__What is needed__:
Make an exact copy of each entry, leaving out every picture.

__Recorded data__:
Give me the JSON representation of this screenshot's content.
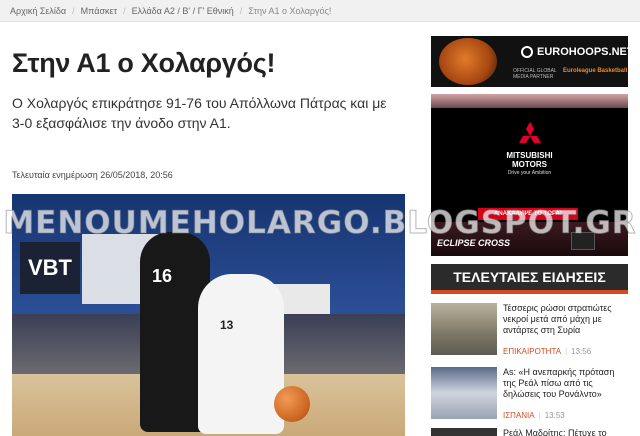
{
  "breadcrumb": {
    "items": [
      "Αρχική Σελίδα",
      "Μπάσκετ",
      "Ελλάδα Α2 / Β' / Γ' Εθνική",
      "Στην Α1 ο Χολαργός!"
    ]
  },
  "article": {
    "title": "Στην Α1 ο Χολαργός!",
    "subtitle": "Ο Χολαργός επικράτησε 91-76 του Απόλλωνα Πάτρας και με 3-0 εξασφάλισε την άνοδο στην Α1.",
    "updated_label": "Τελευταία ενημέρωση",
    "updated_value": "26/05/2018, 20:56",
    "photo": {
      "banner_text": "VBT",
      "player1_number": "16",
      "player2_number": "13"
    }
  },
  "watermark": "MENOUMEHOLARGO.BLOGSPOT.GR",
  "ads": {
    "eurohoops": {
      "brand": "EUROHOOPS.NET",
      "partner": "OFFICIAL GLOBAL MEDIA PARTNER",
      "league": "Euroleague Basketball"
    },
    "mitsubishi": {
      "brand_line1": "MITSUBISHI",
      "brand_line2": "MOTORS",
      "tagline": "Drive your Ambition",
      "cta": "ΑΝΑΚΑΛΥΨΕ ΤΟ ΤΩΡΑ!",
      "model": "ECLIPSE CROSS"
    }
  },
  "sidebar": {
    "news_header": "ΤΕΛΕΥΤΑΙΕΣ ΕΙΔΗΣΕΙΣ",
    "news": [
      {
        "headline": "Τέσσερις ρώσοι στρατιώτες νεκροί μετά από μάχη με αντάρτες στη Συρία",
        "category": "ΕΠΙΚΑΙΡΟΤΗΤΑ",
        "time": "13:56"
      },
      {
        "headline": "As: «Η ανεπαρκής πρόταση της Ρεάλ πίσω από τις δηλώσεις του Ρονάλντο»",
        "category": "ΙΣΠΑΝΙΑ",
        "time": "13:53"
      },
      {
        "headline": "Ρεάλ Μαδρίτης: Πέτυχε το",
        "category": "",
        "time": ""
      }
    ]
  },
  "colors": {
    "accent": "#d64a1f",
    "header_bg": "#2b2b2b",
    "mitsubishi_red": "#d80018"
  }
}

__Reply__:
Give me the JSON representation of this screenshot's content.
{
  "breadcrumb": {
    "items": [
      "Αρχική Σελίδα",
      "Μπάσκετ",
      "Ελλάδα Α2 / Β' / Γ' Εθνική",
      "Στην Α1 ο Χολαργός!"
    ]
  },
  "article": {
    "title": "Στην Α1 ο Χολαργός!",
    "subtitle": "Ο Χολαργός επικράτησε 91-76 του Απόλλωνα Πάτρας και με 3-0 εξασφάλισε την άνοδο στην Α1.",
    "updated_label": "Τελευταία ενημέρωση",
    "updated_value": "26/05/2018, 20:56",
    "photo": {
      "banner_text": "VBT",
      "player1_number": "16",
      "player2_number": "13"
    }
  },
  "watermark": "MENOUMEHOLARGO.BLOGSPOT.GR",
  "ads": {
    "eurohoops": {
      "brand": "EUROHOOPS.NET",
      "partner": "OFFICIAL GLOBAL MEDIA PARTNER",
      "league": "Euroleague Basketball"
    },
    "mitsubishi": {
      "brand_line1": "MITSUBISHI",
      "brand_line2": "MOTORS",
      "tagline": "Drive your Ambition",
      "cta": "ΑΝΑΚΑΛΥΨΕ ΤΟ ΤΩΡΑ!",
      "model": "ECLIPSE CROSS"
    }
  },
  "sidebar": {
    "news_header": "ΤΕΛΕΥΤΑΙΕΣ ΕΙΔΗΣΕΙΣ",
    "news": [
      {
        "headline": "Τέσσερις ρώσοι στρατιώτες νεκροί μετά από μάχη με αντάρτες στη Συρία",
        "category": "ΕΠΙΚΑΙΡΟΤΗΤΑ",
        "time": "13:56"
      },
      {
        "headline": "As: «Η ανεπαρκής πρόταση της Ρεάλ πίσω από τις δηλώσεις του Ρονάλντο»",
        "category": "ΙΣΠΑΝΙΑ",
        "time": "13:53"
      },
      {
        "headline": "Ρεάλ Μαδρίτης: Πέτυχε το",
        "category": "",
        "time": ""
      }
    ]
  },
  "colors": {
    "accent": "#d64a1f",
    "header_bg": "#2b2b2b",
    "mitsubishi_red": "#d80018"
  }
}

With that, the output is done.